• **Part of a data file**:
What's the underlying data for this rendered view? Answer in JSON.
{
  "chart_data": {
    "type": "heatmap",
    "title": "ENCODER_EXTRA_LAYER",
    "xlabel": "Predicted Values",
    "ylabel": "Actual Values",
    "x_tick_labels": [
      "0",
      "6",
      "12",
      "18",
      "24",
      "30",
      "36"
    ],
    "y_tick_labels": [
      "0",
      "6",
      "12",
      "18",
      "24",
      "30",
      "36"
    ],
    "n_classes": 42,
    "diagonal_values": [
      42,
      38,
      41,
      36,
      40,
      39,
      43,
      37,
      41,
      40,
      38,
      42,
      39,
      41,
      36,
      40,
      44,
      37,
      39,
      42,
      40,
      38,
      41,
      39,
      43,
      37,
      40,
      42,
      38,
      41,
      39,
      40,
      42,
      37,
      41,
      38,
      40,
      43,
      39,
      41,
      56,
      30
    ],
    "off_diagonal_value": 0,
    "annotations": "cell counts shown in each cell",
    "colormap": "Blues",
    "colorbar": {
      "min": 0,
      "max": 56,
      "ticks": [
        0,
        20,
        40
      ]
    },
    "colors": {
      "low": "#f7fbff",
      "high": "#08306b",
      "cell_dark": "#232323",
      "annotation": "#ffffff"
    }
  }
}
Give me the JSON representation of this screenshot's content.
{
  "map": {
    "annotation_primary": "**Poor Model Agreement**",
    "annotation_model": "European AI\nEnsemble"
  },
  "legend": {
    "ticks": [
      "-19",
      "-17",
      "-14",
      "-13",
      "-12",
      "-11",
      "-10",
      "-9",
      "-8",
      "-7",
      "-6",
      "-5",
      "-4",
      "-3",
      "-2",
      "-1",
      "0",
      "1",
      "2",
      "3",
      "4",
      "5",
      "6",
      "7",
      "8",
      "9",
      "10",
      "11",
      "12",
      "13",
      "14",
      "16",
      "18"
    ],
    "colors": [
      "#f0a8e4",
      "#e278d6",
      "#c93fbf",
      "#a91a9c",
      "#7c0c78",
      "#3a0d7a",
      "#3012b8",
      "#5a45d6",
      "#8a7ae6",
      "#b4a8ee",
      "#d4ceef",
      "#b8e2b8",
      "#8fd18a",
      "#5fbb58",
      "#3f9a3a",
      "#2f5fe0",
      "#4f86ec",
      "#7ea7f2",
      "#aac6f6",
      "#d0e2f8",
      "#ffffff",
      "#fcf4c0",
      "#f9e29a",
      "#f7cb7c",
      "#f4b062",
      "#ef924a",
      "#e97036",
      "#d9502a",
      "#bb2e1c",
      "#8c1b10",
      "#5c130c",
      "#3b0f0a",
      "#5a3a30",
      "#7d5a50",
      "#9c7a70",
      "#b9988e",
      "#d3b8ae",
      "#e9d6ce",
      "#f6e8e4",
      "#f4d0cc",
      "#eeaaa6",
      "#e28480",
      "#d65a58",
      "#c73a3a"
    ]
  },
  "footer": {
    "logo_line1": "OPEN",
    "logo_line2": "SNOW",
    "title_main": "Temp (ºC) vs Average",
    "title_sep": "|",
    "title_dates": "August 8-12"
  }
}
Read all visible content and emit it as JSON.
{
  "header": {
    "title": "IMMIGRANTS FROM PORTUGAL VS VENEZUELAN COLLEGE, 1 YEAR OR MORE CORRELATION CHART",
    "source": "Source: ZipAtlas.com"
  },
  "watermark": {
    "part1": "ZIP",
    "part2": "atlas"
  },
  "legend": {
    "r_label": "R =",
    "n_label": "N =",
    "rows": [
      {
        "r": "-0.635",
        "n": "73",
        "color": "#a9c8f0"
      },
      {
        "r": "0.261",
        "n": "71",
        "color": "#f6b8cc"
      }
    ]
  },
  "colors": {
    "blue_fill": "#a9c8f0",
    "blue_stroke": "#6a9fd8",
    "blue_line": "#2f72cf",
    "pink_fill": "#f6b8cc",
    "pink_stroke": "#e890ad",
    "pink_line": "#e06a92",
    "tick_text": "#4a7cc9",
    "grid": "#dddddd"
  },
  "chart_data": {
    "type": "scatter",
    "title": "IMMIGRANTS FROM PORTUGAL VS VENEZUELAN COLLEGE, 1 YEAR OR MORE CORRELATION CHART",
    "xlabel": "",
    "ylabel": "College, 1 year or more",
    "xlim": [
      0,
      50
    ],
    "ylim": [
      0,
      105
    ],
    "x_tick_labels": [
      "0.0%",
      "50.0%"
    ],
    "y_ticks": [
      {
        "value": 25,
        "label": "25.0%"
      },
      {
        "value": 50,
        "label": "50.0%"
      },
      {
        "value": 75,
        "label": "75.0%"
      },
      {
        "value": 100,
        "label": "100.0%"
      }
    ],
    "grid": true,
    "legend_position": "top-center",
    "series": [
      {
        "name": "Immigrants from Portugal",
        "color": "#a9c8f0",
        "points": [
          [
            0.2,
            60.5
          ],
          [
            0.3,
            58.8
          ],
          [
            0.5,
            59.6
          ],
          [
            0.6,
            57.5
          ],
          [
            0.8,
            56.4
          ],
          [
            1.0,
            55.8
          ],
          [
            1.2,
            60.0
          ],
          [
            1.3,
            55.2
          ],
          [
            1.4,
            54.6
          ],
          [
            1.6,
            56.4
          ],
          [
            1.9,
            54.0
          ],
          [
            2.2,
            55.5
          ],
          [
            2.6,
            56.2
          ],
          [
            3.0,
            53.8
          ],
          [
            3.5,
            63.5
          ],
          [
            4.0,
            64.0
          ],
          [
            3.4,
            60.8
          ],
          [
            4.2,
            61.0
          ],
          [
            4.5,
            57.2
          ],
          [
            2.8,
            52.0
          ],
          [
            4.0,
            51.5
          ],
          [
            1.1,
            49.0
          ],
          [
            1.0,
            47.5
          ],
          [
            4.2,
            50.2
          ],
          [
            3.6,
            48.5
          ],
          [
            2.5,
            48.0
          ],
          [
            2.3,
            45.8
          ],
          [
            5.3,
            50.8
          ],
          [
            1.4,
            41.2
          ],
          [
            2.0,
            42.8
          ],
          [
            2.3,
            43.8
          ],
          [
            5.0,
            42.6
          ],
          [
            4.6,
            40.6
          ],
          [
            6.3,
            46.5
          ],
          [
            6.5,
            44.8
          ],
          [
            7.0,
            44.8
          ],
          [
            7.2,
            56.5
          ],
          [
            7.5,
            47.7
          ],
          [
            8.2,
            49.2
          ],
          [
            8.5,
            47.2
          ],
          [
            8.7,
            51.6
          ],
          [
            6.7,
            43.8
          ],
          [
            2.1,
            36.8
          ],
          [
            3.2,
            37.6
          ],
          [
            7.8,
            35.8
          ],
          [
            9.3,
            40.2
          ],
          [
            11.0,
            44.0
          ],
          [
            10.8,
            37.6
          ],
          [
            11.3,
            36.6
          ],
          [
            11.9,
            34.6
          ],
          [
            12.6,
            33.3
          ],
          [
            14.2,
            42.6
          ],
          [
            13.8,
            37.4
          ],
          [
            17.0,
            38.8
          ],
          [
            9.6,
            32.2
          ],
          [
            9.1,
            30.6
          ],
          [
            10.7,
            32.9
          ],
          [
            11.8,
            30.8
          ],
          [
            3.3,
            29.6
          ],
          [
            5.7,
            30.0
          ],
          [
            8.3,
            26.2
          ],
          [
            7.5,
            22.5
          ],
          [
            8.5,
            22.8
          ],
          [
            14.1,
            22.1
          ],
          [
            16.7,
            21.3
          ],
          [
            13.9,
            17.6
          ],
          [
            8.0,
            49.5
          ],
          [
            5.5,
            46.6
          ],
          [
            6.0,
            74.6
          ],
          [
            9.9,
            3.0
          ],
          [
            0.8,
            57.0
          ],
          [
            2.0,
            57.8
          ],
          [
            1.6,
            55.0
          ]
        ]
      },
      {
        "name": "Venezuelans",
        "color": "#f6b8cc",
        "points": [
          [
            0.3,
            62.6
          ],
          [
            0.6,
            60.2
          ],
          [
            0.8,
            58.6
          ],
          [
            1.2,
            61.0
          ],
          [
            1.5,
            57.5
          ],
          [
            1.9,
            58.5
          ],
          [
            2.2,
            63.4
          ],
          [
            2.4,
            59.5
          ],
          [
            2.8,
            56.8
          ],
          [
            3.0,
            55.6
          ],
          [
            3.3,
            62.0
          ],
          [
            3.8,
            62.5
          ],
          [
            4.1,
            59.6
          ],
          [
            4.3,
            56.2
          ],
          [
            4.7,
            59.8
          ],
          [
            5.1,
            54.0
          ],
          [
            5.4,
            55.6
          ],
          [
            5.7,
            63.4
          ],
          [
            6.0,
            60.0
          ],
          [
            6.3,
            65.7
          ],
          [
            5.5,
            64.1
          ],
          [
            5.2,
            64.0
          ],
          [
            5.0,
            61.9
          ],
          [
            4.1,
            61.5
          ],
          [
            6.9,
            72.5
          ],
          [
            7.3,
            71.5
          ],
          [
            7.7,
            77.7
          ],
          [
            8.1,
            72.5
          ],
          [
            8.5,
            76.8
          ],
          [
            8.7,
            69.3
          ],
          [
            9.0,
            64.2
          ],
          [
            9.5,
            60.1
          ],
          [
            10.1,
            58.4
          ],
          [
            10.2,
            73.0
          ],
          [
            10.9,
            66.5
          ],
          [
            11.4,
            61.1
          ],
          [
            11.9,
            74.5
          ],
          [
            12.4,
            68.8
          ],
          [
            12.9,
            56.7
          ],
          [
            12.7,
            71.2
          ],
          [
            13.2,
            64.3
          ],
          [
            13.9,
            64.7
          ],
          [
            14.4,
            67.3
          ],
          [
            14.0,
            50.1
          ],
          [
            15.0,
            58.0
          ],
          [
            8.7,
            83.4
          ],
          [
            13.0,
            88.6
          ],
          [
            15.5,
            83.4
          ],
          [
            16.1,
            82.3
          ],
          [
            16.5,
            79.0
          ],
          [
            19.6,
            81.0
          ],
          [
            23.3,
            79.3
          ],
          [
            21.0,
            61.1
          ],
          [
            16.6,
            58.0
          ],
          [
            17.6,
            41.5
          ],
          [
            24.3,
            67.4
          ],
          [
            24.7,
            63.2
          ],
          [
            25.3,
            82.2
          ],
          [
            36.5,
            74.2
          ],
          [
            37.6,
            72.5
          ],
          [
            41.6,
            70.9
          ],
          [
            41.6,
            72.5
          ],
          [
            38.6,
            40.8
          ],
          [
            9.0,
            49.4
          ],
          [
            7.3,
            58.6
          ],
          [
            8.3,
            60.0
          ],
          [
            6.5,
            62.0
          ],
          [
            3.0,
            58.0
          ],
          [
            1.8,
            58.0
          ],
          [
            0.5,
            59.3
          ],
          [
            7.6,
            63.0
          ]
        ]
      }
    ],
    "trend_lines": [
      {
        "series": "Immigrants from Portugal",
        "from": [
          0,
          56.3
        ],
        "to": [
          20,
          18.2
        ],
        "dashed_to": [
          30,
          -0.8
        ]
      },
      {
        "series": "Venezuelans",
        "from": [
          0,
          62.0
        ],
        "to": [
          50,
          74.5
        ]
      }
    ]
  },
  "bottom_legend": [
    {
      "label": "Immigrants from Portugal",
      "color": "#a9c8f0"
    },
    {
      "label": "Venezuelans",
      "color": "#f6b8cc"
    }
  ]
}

• **Goal**:
Report all lines of the material that contain the word "series".

• **Solution to this exercise**:
    "series": [
        "series": "Immigrants from Portugal",
        "series": "Venezuelans",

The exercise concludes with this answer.